Stated exercise → Search the data below for the string "Efficiency". Extract every line that contains it.

[Data listing]
<<<<
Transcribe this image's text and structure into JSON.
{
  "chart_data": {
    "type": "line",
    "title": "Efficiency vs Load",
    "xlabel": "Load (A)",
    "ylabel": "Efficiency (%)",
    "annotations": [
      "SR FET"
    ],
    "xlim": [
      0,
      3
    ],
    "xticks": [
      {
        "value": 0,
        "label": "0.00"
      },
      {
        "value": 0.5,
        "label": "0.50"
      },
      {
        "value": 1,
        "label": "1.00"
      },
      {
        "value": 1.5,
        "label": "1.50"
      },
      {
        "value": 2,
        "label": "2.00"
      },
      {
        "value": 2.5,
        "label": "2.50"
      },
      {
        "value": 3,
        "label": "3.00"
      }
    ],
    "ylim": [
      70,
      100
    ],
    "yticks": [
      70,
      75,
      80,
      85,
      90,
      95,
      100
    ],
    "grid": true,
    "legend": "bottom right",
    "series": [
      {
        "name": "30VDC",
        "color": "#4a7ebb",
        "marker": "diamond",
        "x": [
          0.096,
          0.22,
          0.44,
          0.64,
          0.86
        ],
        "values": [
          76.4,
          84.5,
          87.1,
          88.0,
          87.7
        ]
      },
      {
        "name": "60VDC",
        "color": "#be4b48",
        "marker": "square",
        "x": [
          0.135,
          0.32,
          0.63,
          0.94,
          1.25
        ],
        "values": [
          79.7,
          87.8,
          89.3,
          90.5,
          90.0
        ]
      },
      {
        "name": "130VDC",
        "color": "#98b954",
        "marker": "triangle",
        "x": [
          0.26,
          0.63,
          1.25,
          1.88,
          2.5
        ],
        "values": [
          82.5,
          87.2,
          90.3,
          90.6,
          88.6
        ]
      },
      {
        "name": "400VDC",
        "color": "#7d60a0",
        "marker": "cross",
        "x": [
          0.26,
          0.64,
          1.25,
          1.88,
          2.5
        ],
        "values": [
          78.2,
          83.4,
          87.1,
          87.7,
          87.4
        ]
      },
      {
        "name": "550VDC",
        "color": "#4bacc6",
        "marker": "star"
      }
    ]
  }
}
>>>>
In response →
    "title": "Efficiency vs Load",
    "ylabel": "Efficiency (%)",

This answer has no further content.